* **TASK DIRECTIONS**: Gather up all lines that carry the word "right".

* **DATASET RECORDS**:
— Begin —
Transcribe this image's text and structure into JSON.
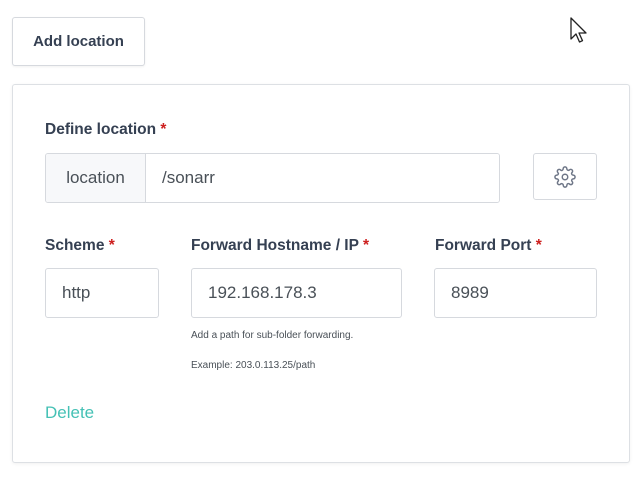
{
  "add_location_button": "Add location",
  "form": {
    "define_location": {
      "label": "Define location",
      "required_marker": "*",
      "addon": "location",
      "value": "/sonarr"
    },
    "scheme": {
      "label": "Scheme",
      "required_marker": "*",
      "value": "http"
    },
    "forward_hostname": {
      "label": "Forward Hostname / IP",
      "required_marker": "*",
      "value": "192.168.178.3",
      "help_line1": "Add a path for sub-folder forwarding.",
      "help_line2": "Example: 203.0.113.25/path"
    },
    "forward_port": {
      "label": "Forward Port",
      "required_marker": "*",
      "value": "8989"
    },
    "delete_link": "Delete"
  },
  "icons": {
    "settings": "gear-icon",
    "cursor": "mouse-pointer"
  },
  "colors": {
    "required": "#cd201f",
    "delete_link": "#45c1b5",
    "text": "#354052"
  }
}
— End —
— Begin —
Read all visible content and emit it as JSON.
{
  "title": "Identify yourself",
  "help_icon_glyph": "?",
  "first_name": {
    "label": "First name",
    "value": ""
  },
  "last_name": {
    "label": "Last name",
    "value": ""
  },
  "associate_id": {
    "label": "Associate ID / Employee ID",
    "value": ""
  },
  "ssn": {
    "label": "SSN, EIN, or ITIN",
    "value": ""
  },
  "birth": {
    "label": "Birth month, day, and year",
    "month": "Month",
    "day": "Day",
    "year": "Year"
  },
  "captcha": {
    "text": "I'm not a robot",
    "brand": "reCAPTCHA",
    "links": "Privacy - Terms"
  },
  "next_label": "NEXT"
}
— End —
— Begin —
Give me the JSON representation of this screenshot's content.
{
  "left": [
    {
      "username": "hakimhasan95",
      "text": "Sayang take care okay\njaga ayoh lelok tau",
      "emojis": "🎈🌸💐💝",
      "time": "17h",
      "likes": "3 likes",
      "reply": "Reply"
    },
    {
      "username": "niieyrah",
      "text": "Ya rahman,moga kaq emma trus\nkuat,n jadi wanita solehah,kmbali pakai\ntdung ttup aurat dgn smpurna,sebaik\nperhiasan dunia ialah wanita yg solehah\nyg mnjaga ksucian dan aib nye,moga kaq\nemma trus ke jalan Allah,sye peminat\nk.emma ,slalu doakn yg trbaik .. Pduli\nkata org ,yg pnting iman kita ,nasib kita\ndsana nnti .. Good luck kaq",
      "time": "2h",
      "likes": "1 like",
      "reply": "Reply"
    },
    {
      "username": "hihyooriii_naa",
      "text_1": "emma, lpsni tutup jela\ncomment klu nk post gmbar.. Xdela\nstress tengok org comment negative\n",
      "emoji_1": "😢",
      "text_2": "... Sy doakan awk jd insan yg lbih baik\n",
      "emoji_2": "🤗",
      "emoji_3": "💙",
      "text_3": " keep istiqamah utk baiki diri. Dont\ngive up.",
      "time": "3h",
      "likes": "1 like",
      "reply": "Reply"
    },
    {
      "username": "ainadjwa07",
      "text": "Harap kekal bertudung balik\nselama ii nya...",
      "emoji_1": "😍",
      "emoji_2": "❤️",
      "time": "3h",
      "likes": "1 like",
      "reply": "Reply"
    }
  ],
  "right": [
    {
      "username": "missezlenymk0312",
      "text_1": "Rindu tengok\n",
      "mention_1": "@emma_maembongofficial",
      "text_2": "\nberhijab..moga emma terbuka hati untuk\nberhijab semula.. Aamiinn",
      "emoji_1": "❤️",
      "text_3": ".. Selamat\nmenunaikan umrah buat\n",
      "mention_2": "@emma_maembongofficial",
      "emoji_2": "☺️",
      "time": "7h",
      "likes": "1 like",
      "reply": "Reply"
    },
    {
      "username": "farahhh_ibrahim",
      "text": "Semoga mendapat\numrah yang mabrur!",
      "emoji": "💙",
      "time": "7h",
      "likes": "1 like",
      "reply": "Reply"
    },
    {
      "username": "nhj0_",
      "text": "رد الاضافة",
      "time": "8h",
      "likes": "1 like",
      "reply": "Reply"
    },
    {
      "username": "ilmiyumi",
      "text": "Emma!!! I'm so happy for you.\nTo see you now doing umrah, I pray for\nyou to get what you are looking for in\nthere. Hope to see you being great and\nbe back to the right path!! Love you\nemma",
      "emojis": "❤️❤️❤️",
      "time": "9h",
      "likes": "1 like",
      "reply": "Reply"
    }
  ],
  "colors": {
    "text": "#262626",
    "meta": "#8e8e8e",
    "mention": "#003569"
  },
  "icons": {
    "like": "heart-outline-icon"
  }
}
— End —
* **THE COMPLETED TASK**:
  "right": [
      "text": "Emma!!! I'm so happy for you.\nTo see you now doing umrah, I pray for\nyou to get what you are looking for in\nthere. Hope to see you being great and\nbe back to the right path!! Love you\nemma",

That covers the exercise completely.